## start

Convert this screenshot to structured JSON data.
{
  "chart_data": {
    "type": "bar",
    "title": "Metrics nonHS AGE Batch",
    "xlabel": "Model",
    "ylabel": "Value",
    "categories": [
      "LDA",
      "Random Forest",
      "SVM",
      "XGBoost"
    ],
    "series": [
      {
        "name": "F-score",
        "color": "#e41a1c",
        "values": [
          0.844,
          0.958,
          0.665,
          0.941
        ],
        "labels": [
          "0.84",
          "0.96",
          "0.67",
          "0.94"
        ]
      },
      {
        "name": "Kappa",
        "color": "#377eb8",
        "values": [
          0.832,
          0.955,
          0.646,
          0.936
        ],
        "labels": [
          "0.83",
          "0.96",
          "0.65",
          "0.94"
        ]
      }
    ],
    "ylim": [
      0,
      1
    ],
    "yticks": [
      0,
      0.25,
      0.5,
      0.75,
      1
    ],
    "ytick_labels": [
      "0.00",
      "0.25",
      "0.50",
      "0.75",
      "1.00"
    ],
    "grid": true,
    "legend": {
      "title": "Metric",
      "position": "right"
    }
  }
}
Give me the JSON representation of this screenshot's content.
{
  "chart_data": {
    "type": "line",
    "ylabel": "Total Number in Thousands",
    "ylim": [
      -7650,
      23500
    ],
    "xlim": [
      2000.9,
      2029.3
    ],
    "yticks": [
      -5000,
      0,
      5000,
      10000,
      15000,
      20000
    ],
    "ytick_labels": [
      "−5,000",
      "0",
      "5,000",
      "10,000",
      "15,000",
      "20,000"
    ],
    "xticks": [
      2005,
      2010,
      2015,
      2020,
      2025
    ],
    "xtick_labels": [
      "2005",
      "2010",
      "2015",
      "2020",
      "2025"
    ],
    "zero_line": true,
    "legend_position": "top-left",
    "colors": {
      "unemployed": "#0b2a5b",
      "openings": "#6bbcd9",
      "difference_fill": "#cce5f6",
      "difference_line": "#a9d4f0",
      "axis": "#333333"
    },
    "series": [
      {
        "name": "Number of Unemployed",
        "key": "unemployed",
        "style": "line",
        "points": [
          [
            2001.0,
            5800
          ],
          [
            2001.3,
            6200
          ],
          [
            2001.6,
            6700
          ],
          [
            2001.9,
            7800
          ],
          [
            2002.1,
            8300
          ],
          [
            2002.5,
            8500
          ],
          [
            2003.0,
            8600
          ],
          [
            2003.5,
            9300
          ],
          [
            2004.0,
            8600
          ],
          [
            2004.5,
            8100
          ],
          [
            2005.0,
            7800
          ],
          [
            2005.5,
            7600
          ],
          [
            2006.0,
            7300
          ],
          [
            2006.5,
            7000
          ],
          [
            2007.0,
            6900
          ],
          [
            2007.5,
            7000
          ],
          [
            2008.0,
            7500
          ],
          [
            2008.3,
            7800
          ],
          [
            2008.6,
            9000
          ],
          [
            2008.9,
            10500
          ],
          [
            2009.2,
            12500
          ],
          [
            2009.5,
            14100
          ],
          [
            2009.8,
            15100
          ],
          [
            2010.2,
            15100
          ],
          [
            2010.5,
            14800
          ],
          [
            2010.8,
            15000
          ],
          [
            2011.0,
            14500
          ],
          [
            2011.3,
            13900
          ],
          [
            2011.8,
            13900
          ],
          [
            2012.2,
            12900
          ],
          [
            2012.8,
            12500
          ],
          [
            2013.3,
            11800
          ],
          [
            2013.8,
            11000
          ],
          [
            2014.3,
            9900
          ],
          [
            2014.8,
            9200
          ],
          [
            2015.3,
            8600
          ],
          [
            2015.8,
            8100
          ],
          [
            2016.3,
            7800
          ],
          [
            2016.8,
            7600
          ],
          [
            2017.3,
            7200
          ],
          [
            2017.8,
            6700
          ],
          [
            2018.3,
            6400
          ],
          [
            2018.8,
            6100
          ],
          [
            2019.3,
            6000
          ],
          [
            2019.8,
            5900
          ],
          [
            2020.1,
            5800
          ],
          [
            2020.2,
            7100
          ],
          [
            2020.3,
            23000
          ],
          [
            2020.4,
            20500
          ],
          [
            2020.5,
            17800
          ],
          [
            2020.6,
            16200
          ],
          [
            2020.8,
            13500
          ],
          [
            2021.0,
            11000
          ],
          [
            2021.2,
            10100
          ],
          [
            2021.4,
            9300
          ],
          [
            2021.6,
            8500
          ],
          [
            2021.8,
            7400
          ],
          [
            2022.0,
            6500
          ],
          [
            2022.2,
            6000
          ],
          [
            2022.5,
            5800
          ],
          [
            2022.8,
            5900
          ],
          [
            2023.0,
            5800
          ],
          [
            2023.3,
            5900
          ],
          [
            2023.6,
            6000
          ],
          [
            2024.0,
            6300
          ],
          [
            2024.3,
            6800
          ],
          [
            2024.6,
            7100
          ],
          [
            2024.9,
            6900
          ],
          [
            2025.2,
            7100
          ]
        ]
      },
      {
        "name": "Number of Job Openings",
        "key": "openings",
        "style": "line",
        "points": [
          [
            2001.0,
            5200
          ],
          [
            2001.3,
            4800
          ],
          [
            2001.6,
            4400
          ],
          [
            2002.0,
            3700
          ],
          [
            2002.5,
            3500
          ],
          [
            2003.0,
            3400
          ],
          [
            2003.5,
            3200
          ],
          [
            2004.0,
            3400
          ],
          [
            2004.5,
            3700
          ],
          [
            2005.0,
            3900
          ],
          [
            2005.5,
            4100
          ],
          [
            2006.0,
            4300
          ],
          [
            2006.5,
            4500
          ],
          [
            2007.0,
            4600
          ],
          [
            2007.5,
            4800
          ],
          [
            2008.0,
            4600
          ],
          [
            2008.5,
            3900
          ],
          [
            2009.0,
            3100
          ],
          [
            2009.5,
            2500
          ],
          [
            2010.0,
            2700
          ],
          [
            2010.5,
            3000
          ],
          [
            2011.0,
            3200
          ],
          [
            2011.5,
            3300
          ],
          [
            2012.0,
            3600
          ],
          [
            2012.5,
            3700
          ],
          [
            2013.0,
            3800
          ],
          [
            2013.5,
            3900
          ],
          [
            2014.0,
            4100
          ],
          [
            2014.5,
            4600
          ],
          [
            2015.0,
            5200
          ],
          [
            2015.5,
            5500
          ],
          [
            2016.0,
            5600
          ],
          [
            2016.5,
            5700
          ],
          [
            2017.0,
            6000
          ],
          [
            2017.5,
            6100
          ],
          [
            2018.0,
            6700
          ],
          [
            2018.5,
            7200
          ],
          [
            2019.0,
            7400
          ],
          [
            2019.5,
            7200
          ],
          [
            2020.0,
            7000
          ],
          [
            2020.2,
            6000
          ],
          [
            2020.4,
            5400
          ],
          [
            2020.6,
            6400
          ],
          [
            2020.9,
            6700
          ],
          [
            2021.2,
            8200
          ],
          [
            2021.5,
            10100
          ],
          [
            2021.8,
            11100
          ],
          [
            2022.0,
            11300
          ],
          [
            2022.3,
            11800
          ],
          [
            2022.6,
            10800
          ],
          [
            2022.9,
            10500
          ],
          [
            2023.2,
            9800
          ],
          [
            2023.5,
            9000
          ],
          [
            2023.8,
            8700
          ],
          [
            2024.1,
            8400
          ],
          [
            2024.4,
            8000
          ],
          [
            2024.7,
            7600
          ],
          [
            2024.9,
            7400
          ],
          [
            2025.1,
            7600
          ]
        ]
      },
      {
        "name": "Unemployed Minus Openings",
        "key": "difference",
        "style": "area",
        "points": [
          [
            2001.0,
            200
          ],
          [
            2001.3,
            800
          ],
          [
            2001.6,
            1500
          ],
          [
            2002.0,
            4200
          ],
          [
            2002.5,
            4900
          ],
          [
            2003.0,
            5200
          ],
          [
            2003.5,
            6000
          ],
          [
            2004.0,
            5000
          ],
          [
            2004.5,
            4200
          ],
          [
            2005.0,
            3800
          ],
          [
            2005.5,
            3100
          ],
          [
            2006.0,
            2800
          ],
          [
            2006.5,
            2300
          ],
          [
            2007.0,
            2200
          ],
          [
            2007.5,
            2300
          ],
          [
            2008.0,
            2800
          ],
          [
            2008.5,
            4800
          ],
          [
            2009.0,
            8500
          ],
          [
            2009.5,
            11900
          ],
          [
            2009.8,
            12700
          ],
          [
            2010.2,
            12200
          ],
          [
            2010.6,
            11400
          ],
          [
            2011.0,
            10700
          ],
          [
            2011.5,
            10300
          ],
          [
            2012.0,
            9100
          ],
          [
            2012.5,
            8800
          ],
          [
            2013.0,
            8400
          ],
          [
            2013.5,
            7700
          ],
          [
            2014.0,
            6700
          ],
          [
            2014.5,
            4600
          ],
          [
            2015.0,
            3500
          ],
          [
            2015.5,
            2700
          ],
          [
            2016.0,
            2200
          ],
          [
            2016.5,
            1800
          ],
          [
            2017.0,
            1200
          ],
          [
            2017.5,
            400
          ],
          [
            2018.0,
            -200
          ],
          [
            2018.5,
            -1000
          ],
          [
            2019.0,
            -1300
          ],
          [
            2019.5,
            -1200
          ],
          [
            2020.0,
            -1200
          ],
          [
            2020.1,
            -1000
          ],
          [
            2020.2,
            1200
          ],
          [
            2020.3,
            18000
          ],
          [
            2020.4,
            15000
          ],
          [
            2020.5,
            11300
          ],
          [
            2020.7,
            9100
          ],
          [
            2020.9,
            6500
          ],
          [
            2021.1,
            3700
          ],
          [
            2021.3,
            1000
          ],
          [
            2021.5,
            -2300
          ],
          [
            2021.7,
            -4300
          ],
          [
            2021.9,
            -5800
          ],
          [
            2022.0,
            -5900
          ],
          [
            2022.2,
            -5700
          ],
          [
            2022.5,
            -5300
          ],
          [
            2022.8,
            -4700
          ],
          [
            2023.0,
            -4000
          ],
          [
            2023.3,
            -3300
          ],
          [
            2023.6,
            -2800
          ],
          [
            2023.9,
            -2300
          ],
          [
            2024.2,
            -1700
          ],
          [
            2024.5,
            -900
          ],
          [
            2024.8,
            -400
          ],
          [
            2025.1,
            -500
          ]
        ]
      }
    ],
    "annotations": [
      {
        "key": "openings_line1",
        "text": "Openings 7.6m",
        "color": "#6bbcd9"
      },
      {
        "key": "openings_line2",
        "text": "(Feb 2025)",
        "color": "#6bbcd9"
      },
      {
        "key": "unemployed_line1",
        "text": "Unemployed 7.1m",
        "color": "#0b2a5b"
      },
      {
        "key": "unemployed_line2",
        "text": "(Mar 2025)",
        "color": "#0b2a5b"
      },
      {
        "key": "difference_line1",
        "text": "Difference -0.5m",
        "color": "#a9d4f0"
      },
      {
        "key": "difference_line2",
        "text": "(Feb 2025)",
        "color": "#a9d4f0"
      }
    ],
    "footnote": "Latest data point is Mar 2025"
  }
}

## end

Problem: Extract every line containing the string "this" from the data above.

Written answer:
Convert this screenshot to structured JSON data.
Give me the JSON representation of this screenshot's content.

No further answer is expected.